Start of Dataset records

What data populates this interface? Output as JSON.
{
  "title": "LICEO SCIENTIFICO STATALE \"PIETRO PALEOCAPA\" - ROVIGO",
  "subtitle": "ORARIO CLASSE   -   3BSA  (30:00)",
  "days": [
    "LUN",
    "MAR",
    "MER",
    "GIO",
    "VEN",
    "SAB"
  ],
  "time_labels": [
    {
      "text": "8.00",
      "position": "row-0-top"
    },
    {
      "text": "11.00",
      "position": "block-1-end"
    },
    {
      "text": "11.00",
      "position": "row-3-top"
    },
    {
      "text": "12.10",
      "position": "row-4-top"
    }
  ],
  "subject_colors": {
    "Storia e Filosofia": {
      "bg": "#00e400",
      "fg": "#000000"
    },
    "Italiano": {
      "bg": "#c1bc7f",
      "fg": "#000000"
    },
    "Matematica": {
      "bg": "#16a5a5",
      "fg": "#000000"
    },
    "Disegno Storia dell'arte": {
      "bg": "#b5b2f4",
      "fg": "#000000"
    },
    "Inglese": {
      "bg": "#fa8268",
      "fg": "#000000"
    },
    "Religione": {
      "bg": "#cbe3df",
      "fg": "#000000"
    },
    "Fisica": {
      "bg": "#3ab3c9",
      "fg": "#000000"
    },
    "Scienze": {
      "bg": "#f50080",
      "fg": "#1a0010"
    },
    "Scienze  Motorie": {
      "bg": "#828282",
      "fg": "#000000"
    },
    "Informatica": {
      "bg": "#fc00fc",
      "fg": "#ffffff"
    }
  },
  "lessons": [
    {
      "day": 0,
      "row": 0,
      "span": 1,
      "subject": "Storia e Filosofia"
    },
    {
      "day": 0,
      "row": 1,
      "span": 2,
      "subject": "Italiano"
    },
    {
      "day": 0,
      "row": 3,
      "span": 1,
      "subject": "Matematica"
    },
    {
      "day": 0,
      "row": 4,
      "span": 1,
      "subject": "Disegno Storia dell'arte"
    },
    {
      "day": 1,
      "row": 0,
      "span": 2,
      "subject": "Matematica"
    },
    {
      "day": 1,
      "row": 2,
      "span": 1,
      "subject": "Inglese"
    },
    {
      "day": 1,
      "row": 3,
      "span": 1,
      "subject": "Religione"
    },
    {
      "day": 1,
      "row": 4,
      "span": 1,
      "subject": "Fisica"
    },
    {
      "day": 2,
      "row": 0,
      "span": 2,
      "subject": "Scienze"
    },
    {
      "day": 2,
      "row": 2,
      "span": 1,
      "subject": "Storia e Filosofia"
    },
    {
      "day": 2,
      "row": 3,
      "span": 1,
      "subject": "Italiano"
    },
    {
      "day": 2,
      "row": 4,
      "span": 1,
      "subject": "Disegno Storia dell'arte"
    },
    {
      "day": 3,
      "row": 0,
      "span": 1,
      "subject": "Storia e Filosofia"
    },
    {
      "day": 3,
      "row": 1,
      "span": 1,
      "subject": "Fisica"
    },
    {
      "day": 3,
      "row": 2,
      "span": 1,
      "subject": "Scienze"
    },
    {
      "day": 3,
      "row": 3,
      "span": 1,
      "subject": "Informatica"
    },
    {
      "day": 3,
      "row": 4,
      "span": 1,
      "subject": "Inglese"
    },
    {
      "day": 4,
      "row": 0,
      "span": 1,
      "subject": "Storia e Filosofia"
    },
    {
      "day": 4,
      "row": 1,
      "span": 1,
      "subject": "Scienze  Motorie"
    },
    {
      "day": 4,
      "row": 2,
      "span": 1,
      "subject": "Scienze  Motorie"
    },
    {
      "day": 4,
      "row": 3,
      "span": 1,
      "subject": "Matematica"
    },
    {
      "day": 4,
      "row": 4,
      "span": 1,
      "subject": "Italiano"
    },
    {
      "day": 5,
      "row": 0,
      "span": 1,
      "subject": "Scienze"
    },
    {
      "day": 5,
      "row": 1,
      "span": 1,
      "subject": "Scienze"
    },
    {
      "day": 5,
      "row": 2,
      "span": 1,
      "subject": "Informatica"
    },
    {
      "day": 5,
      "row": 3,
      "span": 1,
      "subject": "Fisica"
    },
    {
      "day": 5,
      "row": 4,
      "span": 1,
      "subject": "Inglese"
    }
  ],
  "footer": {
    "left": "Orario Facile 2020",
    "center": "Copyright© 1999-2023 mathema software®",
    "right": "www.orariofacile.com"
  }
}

End of Dataset records

◆ **Instruction**: Here, the records must be output exactly and in full.

◆ **Exercise answer**:
What data populates this interface? Output as JSON.
{
  "title": "LICEO SCIENTIFICO STATALE \"PIETRO PALEOCAPA\" - ROVIGO",
  "subtitle": "ORARIO CLASSE   -   3BSA  (30:00)",
  "days": [
    "LUN",
    "MAR",
    "MER",
    "GIO",
    "VEN",
    "SAB"
  ],
  "time_labels": [
    {
      "text": "8.00",
      "position": "row-0-top"
    },
    {
      "text": "11.00",
      "position": "block-1-end"
    },
    {
      "text": "11.00",
      "position": "row-3-top"
    },
    {
      "text": "12.10",
      "position": "row-4-top"
    }
  ],
  "subject_colors": {
    "Storia e Filosofia": {
      "bg": "#00e400",
      "fg": "#000000"
    },
    "Italiano": {
      "bg": "#c1bc7f",
      "fg": "#000000"
    },
    "Matematica": {
      "bg": "#16a5a5",
      "fg": "#000000"
    },
    "Disegno Storia dell'arte": {
      "bg": "#b5b2f4",
      "fg": "#000000"
    },
    "Inglese": {
      "bg": "#fa8268",
      "fg": "#000000"
    },
    "Religione": {
      "bg": "#cbe3df",
      "fg": "#000000"
    },
    "Fisica": {
      "bg": "#3ab3c9",
      "fg": "#000000"
    },
    "Scienze": {
      "bg": "#f50080",
      "fg": "#1a0010"
    },
    "Scienze  Motorie": {
      "bg": "#828282",
      "fg": "#000000"
    },
    "Informatica": {
      "bg": "#fc00fc",
      "fg": "#ffffff"
    }
  },
  "lessons": [
    {
      "day": 0,
      "row": 0,
      "span": 1,
      "subject": "Storia e Filosofia"
    },
    {
      "day": 0,
      "row": 1,
      "span": 2,
      "subject": "Italiano"
    },
    {
      "day": 0,
      "row": 3,
      "span": 1,
      "subject": "Matematica"
    },
    {
      "day": 0,
      "row": 4,
      "span": 1,
      "subject": "Disegno Storia dell'arte"
    },
    {
      "day": 1,
      "row": 0,
      "span": 2,
      "subject": "Matematica"
    },
    {
      "day": 1,
      "row": 2,
      "span": 1,
      "subject": "Inglese"
    },
    {
      "day": 1,
      "row": 3,
      "span": 1,
      "subject": "Religione"
    },
    {
      "day": 1,
      "row": 4,
      "span": 1,
      "subject": "Fisica"
    },
    {
      "day": 2,
      "row": 0,
      "span": 2,
      "subject": "Scienze"
    },
    {
      "day": 2,
      "row": 2,
      "span": 1,
      "subject": "Storia e Filosofia"
    },
    {
      "day": 2,
      "row": 3,
      "span": 1,
      "subject": "Italiano"
    },
    {
      "day": 2,
      "row": 4,
      "span": 1,
      "subject": "Disegno Storia dell'arte"
    },
    {
      "day": 3,
      "row": 0,
      "span": 1,
      "subject": "Storia e Filosofia"
    },
    {
      "day": 3,
      "row": 1,
      "span": 1,
      "subject": "Fisica"
    },
    {
      "day": 3,
      "row": 2,
      "span": 1,
      "subject": "Scienze"
    },
    {
      "day": 3,
      "row": 3,
      "span": 1,
      "subject": "Informatica"
    },
    {
      "day": 3,
      "row": 4,
      "span": 1,
      "subject": "Inglese"
    },
    {
      "day": 4,
      "row": 0,
      "span": 1,
      "subject": "Storia e Filosofia"
    },
    {
      "day": 4,
      "row": 1,
      "span": 1,
      "subject": "Scienze  Motorie"
    },
    {
      "day": 4,
      "row": 2,
      "span": 1,
      "subject": "Scienze  Motorie"
    },
    {
      "day": 4,
      "row": 3,
      "span": 1,
      "subject": "Matematica"
    },
    {
      "day": 4,
      "row": 4,
      "span": 1,
      "subject": "Italiano"
    },
    {
      "day": 5,
      "row": 0,
      "span": 1,
      "subject": "Scienze"
    },
    {
      "day": 5,
      "row": 1,
      "span": 1,
      "subject": "Scienze"
    },
    {
      "day": 5,
      "row": 2,
      "span": 1,
      "subject": "Informatica"
    },
    {
      "day": 5,
      "row": 3,
      "span": 1,
      "subject": "Fisica"
    },
    {
      "day": 5,
      "row": 4,
      "span": 1,
      "subject": "Inglese"
    }
  ],
  "footer": {
    "left": "Orario Facile 2020",
    "center": "Copyright© 1999-2023 mathema software®",
    "right": "www.orariofacile.com"
  }
}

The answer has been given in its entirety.